◆ **Aim**:
Find how many lines contain the word "STREET" and state that number alone.

◆ **Data provided**:
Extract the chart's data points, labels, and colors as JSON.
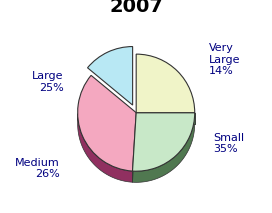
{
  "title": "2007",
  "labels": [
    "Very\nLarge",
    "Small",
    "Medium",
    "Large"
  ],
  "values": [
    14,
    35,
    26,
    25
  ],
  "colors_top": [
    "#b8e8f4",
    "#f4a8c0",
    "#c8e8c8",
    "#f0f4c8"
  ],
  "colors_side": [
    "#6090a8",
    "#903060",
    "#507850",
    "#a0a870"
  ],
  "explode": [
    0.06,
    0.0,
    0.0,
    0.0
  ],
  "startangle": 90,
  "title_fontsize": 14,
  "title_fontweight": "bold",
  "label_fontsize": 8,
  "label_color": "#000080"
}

--

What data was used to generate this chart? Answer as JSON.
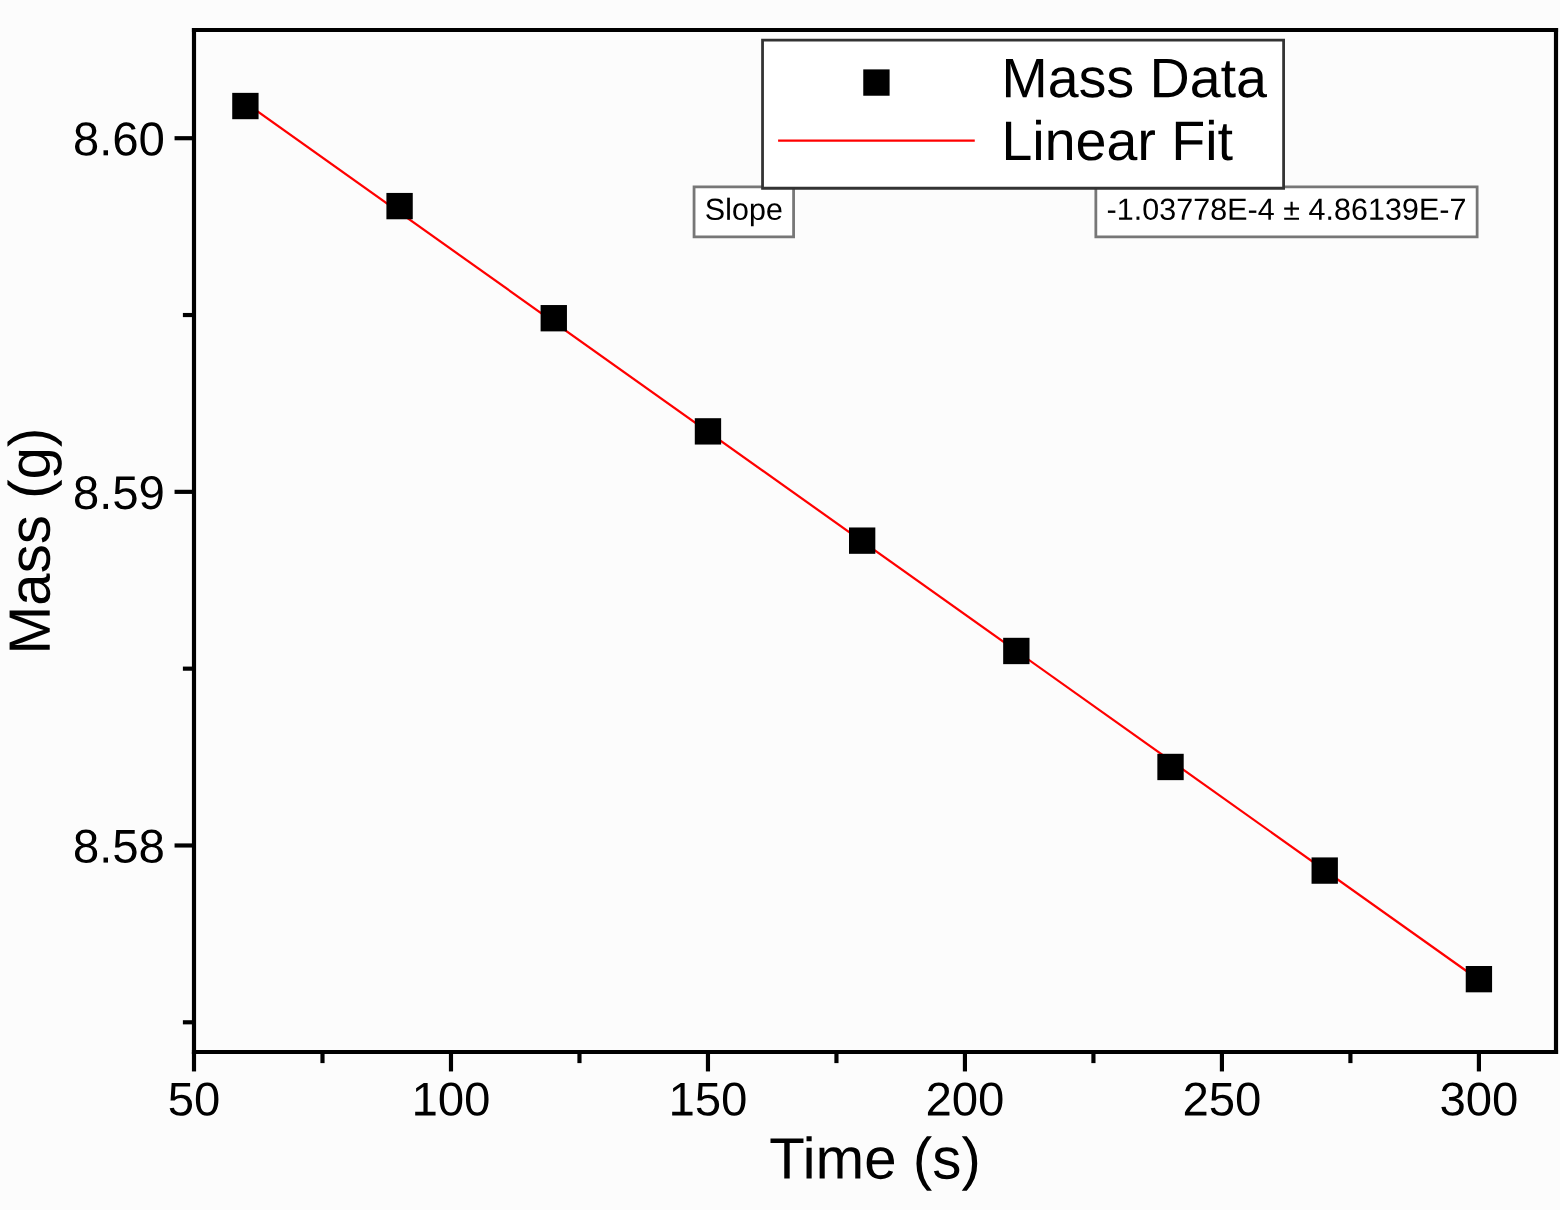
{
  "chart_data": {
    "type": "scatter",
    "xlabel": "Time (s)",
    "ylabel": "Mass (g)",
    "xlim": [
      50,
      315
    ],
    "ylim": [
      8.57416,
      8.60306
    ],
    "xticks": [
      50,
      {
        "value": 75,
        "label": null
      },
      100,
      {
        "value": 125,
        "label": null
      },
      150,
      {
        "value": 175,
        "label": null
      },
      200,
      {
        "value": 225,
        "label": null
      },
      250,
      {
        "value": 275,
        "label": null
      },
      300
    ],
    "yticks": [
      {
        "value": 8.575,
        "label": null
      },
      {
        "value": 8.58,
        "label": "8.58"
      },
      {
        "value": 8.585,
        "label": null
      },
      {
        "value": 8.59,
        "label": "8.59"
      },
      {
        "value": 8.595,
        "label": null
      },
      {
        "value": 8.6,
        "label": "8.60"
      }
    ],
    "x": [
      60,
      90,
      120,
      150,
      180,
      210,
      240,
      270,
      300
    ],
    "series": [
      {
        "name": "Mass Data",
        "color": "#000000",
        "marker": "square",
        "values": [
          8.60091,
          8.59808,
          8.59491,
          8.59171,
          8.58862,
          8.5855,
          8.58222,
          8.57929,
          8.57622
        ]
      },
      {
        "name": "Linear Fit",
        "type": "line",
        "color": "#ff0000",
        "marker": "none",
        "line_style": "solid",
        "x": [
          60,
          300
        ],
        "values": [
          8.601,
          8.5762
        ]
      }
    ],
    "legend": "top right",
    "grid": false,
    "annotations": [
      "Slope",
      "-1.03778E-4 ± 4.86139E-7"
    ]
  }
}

--

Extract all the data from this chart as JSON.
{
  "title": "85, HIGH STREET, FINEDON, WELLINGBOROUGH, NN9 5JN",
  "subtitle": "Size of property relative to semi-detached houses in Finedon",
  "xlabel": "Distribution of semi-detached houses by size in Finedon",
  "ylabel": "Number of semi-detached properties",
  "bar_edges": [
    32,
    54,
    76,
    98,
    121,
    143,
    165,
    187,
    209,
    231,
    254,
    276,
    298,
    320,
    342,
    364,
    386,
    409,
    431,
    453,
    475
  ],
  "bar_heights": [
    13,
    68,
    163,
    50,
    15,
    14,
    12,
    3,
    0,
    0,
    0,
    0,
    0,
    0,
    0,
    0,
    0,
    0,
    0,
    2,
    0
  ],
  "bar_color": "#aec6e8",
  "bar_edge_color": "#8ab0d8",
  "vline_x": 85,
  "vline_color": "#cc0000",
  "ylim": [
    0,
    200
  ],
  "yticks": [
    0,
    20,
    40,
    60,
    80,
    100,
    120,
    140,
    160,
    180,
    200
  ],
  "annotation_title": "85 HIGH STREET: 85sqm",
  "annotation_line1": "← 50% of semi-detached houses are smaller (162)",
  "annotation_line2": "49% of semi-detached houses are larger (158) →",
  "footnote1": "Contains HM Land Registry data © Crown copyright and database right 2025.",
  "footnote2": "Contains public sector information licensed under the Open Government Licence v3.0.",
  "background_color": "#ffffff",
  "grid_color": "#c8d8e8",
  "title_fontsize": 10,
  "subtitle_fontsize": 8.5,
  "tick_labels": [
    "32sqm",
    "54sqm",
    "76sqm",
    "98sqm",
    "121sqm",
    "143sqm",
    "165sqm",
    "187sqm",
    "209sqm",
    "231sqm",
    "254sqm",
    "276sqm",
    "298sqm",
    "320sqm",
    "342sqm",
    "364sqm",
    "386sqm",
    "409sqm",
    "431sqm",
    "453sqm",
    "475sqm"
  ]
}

◆ **Completed exercise**:
2